▶ _WRITTEN EXERCISE_: Find the number of lines in these records where the word "name" appears. Reply with that number and nothing more.

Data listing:
* * * * * * *
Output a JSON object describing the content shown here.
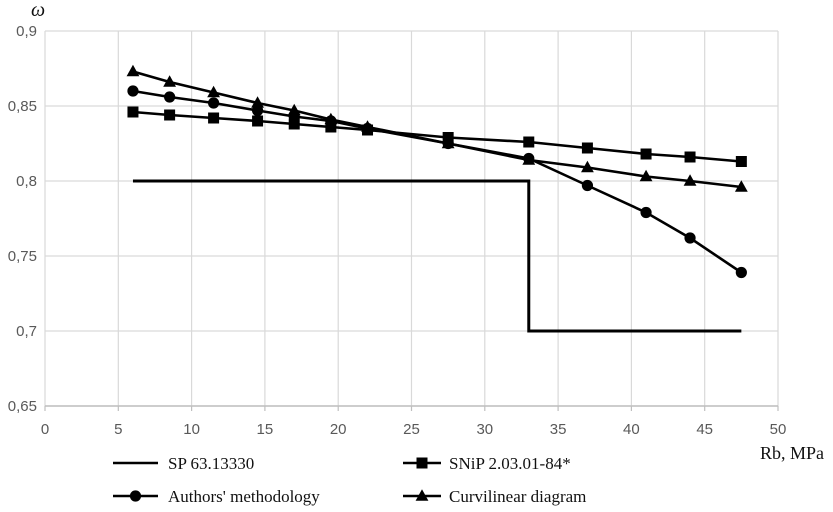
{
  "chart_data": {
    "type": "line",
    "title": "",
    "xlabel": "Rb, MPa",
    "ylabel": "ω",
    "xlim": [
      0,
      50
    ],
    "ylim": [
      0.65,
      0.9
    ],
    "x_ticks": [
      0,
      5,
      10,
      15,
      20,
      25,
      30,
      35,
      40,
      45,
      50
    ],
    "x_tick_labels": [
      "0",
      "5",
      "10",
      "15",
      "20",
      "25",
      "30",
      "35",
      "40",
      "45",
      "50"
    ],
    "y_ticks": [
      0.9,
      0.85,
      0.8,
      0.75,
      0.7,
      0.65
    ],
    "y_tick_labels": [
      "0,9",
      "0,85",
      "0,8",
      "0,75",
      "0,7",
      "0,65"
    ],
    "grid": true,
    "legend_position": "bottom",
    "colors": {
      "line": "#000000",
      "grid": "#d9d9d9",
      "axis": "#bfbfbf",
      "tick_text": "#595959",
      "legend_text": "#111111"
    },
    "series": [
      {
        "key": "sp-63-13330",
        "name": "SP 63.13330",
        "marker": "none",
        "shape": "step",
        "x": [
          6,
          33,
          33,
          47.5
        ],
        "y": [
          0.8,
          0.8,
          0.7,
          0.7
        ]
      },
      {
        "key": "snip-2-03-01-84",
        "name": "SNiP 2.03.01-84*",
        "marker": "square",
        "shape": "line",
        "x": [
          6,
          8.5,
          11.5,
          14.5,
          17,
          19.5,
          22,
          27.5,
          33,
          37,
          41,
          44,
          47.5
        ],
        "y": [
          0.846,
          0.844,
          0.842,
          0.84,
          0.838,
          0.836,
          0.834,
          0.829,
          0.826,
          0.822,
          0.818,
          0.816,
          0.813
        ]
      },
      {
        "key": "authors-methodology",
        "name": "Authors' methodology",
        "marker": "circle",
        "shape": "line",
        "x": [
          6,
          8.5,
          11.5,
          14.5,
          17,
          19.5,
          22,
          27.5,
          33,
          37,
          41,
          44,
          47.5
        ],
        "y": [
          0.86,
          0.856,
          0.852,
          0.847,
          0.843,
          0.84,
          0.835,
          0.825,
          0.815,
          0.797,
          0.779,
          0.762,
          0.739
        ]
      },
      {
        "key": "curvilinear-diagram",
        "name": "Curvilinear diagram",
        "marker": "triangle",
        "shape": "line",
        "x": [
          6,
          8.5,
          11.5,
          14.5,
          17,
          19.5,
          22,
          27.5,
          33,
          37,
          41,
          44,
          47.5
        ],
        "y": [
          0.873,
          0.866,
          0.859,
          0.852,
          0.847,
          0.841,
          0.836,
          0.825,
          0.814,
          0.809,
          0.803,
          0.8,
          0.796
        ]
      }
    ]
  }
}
* * * * * * *
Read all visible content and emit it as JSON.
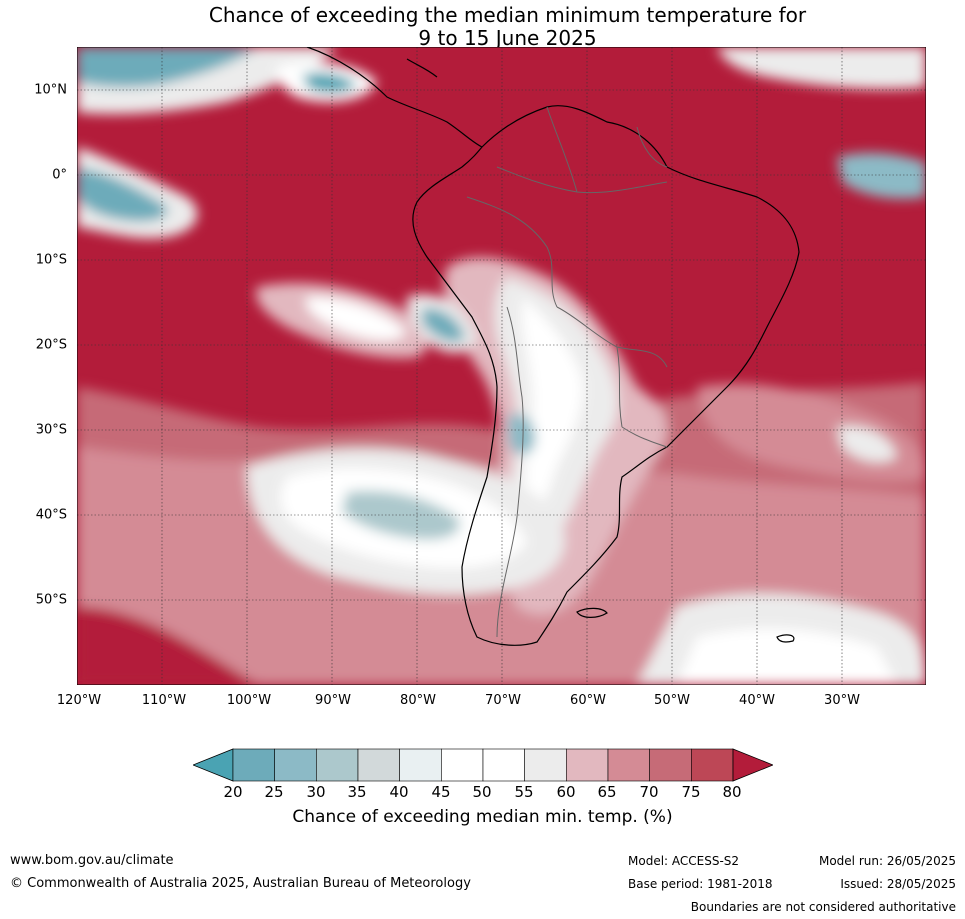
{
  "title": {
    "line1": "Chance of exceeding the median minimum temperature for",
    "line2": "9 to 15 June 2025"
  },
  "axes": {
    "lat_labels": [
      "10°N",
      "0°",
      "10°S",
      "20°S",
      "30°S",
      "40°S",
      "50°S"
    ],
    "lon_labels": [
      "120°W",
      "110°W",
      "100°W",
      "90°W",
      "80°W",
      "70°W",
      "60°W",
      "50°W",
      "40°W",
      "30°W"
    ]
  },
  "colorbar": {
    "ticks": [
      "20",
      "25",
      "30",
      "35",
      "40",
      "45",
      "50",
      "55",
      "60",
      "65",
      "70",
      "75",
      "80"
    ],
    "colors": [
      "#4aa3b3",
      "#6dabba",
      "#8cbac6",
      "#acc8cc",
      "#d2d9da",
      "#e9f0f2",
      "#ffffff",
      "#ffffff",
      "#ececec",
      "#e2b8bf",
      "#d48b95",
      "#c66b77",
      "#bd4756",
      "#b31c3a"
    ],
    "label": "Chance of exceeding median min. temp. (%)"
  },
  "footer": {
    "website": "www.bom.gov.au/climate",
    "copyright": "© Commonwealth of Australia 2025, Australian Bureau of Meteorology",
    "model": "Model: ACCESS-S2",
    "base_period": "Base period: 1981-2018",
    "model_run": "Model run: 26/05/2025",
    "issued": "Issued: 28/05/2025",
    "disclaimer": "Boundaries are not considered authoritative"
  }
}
* * * * * * *
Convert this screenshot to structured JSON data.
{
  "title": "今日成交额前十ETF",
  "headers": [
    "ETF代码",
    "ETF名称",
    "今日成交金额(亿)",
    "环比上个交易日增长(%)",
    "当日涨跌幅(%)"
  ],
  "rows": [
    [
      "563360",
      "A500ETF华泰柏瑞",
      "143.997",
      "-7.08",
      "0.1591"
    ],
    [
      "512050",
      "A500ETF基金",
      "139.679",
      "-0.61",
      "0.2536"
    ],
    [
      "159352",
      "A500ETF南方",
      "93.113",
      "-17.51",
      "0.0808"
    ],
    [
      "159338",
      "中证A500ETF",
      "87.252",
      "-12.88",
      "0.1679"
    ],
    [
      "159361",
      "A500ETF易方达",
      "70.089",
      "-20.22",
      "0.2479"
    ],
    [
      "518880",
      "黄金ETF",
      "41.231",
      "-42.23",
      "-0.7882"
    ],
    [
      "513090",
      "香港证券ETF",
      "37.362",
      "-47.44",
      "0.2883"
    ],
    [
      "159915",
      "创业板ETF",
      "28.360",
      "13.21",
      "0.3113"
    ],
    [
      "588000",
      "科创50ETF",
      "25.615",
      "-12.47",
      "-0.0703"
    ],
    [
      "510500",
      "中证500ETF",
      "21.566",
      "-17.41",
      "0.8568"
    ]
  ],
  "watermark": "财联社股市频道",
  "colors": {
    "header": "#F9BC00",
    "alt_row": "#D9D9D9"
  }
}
* * * * * * *
▶ _TASK RESPONSE_: 4